Collected data:
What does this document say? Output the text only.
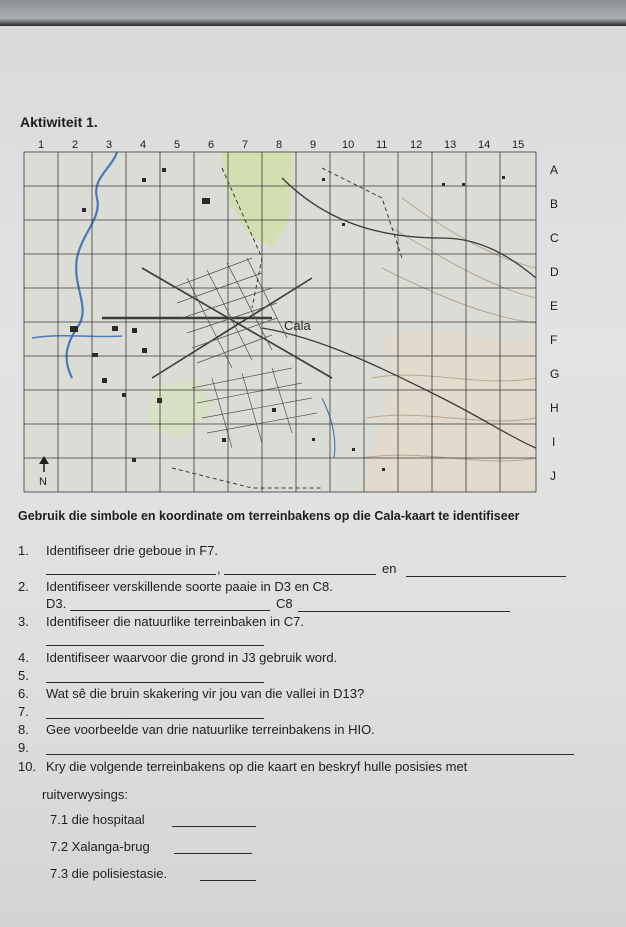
Aktiwiteit 1.
1	2	3	4	5	6	7	8	9 10 11 12 13 14 15
A
B
C
D
E
F
G
H
I
J
Cala
N
Gebruik die simbole en koordinate om terreinbakens op die Cala-kaart te identifiseer
1. Identifiseer drie geboue in F7.
,	en
2. Identifiseer verskillende soorte paaie in D3 en C8.
D3.	C8
3. Identifiseer die natuurlike terreinbaken in C7.
4. Identifiseer waarvoor die grond in J3 gebruik word.
5.
6. Wat sê die bruin skakering vir jou van die vallei in D13?
7.
8. Gee voorbeelde van drie natuurlike terreinbakens in HIO.
9.
10. Kry die volgende terreinbakens op die kaart en beskryf hulle posisies met
ruitverwysings:
7.1 die hospitaal
7.2 Xalanga-brug
7.3 die polisiestasie.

Exercise instructions: Repeat the full listing above exactly, with no pictures in the copy.

Solution for this task:
What does this document say? Output the text only.
Aktiwiteit 1.
1	2	3	4	5	6	7	8	9 10 11 12 13 14 15
A
B
C
D
E
F
G
H
I
J
Cala
N
Gebruik die simbole en koordinate om terreinbakens op die Cala-kaart te identifiseer
1. Identifiseer drie geboue in F7.
,	en
2. Identifiseer verskillende soorte paaie in D3 en C8.
D3.	C8
3. Identifiseer die natuurlike terreinbaken in C7.
4. Identifiseer waarvoor die grond in J3 gebruik word.
5.
6. Wat sê die bruin skakering vir jou van die vallei in D13?
7.
8. Gee voorbeelde van drie natuurlike terreinbakens in HIO.
9.
10. Kry die volgende terreinbakens op die kaart en beskryf hulle posisies met
ruitverwysings:
7.1 die hospitaal
7.2 Xalanga-brug
7.3 die polisiestasie.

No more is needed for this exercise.